§ Supplied information:

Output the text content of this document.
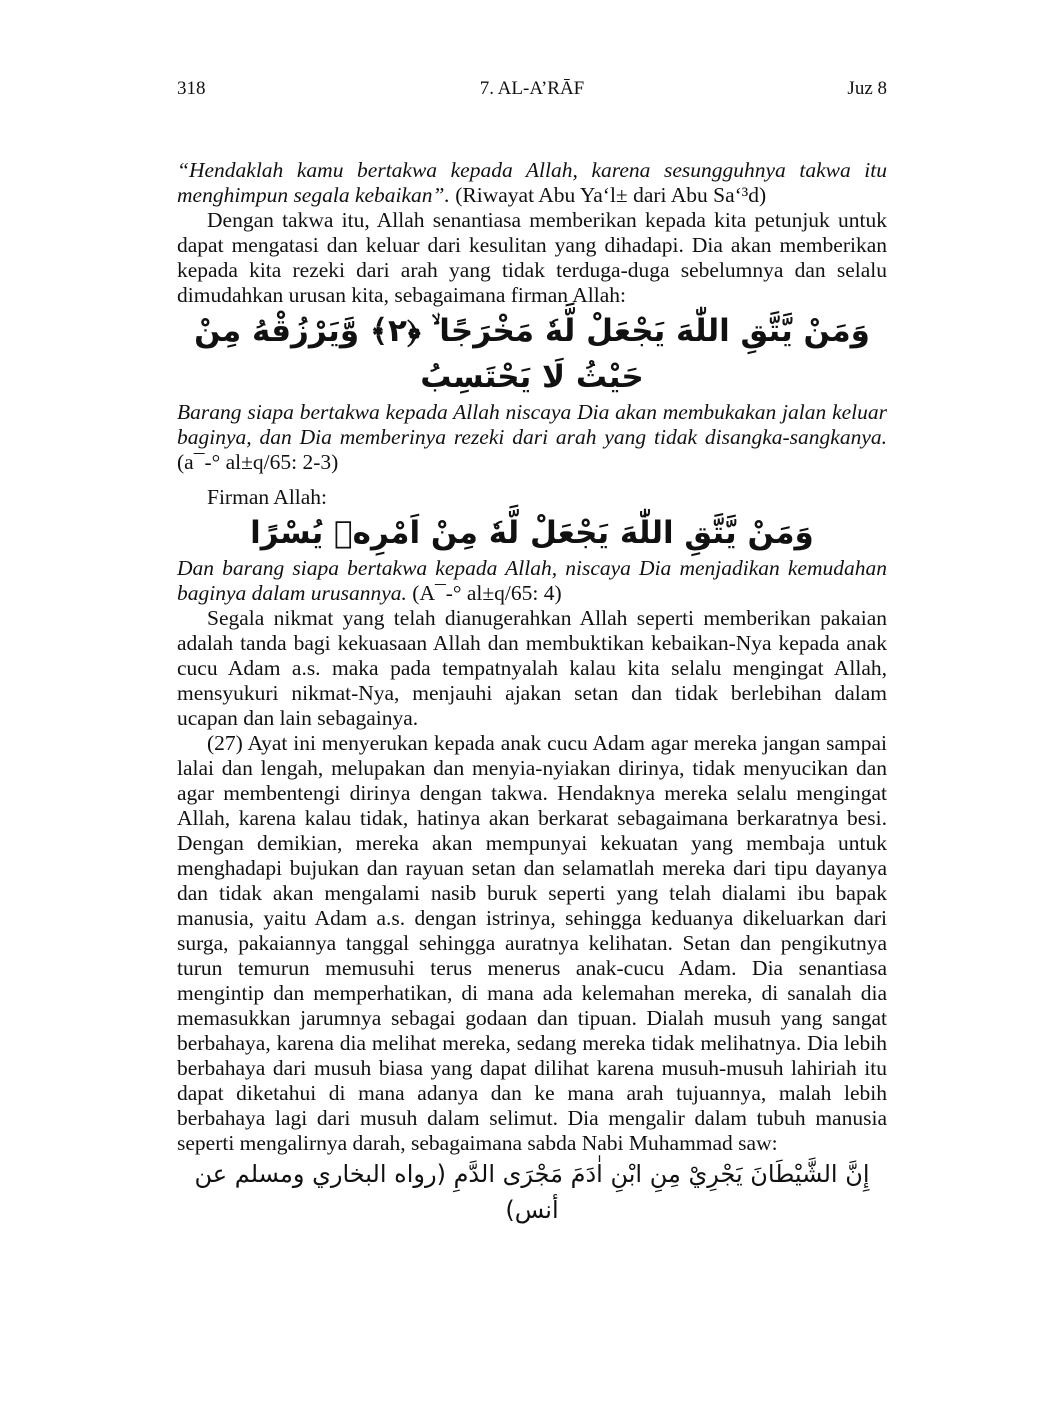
318	7. AL-A’RĀF	Juz 8

“Hendaklah kamu bertakwa kepada Allah, karena sesungguhnya takwa itu menghimpun segala kebaikan”. (Riwayat Abu Ya‘l± dari Abu Sa‘³d)

Dengan takwa itu, Allah senantiasa memberikan kepada kita petunjuk untuk dapat mengatasi dan keluar dari kesulitan yang dihadapi. Dia akan memberikan kepada kita rezeki dari arah yang tidak terduga-duga sebelumnya dan selalu dimudahkan urusan kita, sebagaimana firman Allah:

وَمَنْ يَّتَّقِ اللّٰهَ يَجْعَلْ لَّهٗ مَخْرَجًا ۙ ﴿٢﴾ وَّيَرْزُقْهُ مِنْ حَيْثُ لَا يَحْتَسِبُ

Barang siapa bertakwa kepada Allah niscaya Dia akan membukakan jalan keluar baginya, dan Dia memberinya rezeki dari arah yang tidak disangka-sangkanya. (a¯-° al±q/65: 2-3)

Firman Allah:

وَمَنْ يَّتَّقِ اللّٰهَ يَجْعَلْ لَّهٗ مِنْ اَمْرِهٖ يُسْرًا

Dan barang siapa bertakwa kepada Allah, niscaya Dia menjadikan kemudahan baginya dalam urusannya. (A¯-° al±q/65: 4)

Segala nikmat yang telah dianugerahkan Allah seperti memberikan pakaian adalah tanda bagi kekuasaan Allah dan membuktikan kebaikan-Nya kepada anak cucu Adam a.s. maka pada tempatnyalah kalau kita selalu mengingat Allah, mensyukuri nikmat-Nya, menjauhi ajakan setan dan tidak berlebihan dalam ucapan dan lain sebagainya.

(27) Ayat ini menyerukan kepada anak cucu Adam agar mereka jangan sampai lalai dan lengah, melupakan dan menyia-nyiakan dirinya, tidak menyucikan dan agar membentengi dirinya dengan takwa. Hendaknya mereka selalu mengingat Allah, karena kalau tidak, hatinya akan berkarat sebagaimana berkaratnya besi. Dengan demikian, mereka akan mempunyai kekuatan yang membaja untuk menghadapi bujukan dan rayuan setan dan selamatlah mereka dari tipu dayanya dan tidak akan mengalami nasib buruk seperti yang telah dialami ibu bapak manusia, yaitu Adam a.s. dengan istrinya, sehingga keduanya dikeluarkan dari surga, pakaiannya tanggal sehingga auratnya kelihatan. Setan dan pengikutnya turun temurun memusuhi terus menerus anak-cucu Adam. Dia senantiasa mengintip dan memperhatikan, di mana ada kelemahan mereka, di sanalah dia memasukkan jarumnya sebagai godaan dan tipuan. Dialah musuh yang sangat berbahaya, karena dia melihat mereka, sedang mereka tidak melihatnya. Dia lebih berbahaya dari musuh biasa yang dapat dilihat karena musuh-musuh lahiriah itu dapat diketahui di mana adanya dan ke mana arah tujuannya, malah lebih berbahaya lagi dari musuh dalam selimut. Dia mengalir dalam tubuh manusia seperti mengalirnya darah, sebagaimana sabda Nabi Muhammad saw:

إِنَّ الشَّيْطَانَ يَجْرِيْ مِنِ ابْنِ اٰدَمَ مَجْرَى الدَّمِ (رواه البخاري ومسلم عن أنس)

§ Short problem: Without including any pictures, please restate all the records exactly.

§ Task solution:
Output the text content of this document.
318	7. AL-A’RĀF	Juz 8

“Hendaklah kamu bertakwa kepada Allah, karena sesungguhnya takwa itu menghimpun segala kebaikan”. (Riwayat Abu Ya‘l± dari Abu Sa‘³d)

Dengan takwa itu, Allah senantiasa memberikan kepada kita petunjuk untuk dapat mengatasi dan keluar dari kesulitan yang dihadapi. Dia akan memberikan kepada kita rezeki dari arah yang tidak terduga-duga sebelumnya dan selalu dimudahkan urusan kita, sebagaimana firman Allah:

وَمَنْ يَّتَّقِ اللّٰهَ يَجْعَلْ لَّهٗ مَخْرَجًا ۙ ﴿٢﴾ وَّيَرْزُقْهُ مِنْ حَيْثُ لَا يَحْتَسِبُ

Barang siapa bertakwa kepada Allah niscaya Dia akan membukakan jalan keluar baginya, dan Dia memberinya rezeki dari arah yang tidak disangka-sangkanya. (a¯-° al±q/65: 2-3)

Firman Allah:

وَمَنْ يَّتَّقِ اللّٰهَ يَجْعَلْ لَّهٗ مِنْ اَمْرِهٖ يُسْرًا

Dan barang siapa bertakwa kepada Allah, niscaya Dia menjadikan kemudahan baginya dalam urusannya. (A¯-° al±q/65: 4)

Segala nikmat yang telah dianugerahkan Allah seperti memberikan pakaian adalah tanda bagi kekuasaan Allah dan membuktikan kebaikan-Nya kepada anak cucu Adam a.s. maka pada tempatnyalah kalau kita selalu mengingat Allah, mensyukuri nikmat-Nya, menjauhi ajakan setan dan tidak berlebihan dalam ucapan dan lain sebagainya.

(27) Ayat ini menyerukan kepada anak cucu Adam agar mereka jangan sampai lalai dan lengah, melupakan dan menyia-nyiakan dirinya, tidak menyucikan dan agar membentengi dirinya dengan takwa. Hendaknya mereka selalu mengingat Allah, karena kalau tidak, hatinya akan berkarat sebagaimana berkaratnya besi. Dengan demikian, mereka akan mempunyai kekuatan yang membaja untuk menghadapi bujukan dan rayuan setan dan selamatlah mereka dari tipu dayanya dan tidak akan mengalami nasib buruk seperti yang telah dialami ibu bapak manusia, yaitu Adam a.s. dengan istrinya, sehingga keduanya dikeluarkan dari surga, pakaiannya tanggal sehingga auratnya kelihatan. Setan dan pengikutnya turun temurun memusuhi terus menerus anak-cucu Adam. Dia senantiasa mengintip dan memperhatikan, di mana ada kelemahan mereka, di sanalah dia memasukkan jarumnya sebagai godaan dan tipuan. Dialah musuh yang sangat berbahaya, karena dia melihat mereka, sedang mereka tidak melihatnya. Dia lebih berbahaya dari musuh biasa yang dapat dilihat karena musuh-musuh lahiriah itu dapat diketahui di mana adanya dan ke mana arah tujuannya, malah lebih berbahaya lagi dari musuh dalam selimut. Dia mengalir dalam tubuh manusia seperti mengalirnya darah, sebagaimana sabda Nabi Muhammad saw:

إِنَّ الشَّيْطَانَ يَجْرِيْ مِنِ ابْنِ اٰدَمَ مَجْرَى الدَّمِ (رواه البخاري ومسلم عن أنس)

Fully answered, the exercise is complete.